STATED TASK –
From the entries provided below, copy each line that contains the word "title".

┌──

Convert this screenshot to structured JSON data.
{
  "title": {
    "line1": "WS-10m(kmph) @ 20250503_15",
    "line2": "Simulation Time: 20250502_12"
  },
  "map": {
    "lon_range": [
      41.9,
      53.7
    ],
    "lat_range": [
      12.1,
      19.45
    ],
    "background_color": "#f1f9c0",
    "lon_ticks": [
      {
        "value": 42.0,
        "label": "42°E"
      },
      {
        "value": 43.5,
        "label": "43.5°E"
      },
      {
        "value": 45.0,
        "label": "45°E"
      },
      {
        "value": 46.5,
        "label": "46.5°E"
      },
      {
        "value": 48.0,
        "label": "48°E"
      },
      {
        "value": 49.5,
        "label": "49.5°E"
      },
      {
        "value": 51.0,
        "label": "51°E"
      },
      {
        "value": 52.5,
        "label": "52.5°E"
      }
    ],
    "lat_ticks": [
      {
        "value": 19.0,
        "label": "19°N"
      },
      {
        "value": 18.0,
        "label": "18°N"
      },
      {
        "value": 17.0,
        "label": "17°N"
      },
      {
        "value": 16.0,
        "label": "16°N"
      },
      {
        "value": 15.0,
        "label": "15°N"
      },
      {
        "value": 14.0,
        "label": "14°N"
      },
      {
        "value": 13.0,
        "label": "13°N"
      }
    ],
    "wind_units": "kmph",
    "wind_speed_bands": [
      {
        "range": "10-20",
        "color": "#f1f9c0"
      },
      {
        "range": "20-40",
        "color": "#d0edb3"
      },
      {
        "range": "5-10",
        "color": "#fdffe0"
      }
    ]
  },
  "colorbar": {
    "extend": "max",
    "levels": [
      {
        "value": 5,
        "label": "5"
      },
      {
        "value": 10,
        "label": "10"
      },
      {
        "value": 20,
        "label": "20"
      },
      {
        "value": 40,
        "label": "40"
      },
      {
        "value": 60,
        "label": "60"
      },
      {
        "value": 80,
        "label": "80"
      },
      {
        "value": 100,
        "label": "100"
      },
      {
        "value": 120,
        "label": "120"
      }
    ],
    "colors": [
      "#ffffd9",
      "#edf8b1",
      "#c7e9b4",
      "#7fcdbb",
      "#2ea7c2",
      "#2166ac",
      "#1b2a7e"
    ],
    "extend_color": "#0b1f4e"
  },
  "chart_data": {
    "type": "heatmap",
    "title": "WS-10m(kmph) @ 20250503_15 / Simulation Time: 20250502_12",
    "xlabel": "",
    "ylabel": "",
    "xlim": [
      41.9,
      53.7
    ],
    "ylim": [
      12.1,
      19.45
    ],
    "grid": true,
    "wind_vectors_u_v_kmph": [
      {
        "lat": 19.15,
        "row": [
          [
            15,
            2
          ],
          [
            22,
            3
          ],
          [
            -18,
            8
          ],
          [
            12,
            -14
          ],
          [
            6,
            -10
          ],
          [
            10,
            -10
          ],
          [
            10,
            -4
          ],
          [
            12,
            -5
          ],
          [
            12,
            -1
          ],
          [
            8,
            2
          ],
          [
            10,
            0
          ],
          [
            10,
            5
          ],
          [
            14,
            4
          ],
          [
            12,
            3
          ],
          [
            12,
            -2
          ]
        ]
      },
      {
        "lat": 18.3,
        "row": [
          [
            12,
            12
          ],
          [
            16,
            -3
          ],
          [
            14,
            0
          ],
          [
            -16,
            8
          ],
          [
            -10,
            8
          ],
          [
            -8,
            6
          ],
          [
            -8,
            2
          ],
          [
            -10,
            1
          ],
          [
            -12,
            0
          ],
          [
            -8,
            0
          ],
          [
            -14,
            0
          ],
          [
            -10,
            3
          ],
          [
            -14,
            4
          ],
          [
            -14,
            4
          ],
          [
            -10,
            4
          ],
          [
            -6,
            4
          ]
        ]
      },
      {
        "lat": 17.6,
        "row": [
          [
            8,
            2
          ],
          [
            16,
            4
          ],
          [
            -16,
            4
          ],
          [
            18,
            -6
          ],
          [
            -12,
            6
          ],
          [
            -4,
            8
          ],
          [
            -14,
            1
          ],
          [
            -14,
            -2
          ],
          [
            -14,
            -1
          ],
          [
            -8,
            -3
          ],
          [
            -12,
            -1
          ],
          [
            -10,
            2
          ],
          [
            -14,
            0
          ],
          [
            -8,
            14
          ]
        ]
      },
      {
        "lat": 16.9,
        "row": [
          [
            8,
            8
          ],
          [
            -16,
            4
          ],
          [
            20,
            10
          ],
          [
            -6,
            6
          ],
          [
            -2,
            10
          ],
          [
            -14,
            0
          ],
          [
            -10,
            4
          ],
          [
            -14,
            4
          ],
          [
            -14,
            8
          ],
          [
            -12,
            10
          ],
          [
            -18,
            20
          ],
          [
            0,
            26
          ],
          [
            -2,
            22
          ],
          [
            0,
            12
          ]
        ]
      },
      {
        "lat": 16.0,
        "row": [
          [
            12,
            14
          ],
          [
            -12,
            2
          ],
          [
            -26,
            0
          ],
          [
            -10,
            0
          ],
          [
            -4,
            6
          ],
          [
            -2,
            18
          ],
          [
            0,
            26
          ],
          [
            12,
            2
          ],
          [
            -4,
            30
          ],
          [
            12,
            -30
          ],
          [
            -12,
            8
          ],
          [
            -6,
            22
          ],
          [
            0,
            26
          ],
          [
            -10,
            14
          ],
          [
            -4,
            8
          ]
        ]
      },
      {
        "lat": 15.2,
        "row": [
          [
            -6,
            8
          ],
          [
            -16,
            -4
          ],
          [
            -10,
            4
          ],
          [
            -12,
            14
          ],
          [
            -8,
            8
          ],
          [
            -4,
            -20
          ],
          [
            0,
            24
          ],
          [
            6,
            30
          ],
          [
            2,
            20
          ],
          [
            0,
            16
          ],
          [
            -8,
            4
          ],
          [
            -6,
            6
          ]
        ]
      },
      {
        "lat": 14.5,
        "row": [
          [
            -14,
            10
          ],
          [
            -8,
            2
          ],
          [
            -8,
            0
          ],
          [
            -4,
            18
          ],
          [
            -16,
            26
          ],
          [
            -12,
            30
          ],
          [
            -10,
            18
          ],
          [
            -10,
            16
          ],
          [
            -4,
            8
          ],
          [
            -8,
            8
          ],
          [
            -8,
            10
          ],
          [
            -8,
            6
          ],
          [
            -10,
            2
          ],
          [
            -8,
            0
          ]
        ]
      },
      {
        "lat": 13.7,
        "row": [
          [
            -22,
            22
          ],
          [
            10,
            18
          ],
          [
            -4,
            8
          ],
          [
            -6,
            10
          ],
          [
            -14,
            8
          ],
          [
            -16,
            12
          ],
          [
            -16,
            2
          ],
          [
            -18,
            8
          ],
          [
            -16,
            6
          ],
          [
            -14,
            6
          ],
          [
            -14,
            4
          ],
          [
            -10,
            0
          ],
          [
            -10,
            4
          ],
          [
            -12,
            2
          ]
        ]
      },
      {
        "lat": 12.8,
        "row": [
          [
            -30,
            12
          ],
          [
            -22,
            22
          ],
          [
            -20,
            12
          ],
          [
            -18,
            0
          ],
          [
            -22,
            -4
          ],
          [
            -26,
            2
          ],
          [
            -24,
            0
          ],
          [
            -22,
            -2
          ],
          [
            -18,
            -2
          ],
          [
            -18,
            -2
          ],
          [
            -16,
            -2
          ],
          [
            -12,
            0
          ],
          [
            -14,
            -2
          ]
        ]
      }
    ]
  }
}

└──

RESPONSE TO THIS TASK –
  "title": {
    "title": "WS-10m(kmph) @ 20250503_15 / Simulation Time: 20250502_12",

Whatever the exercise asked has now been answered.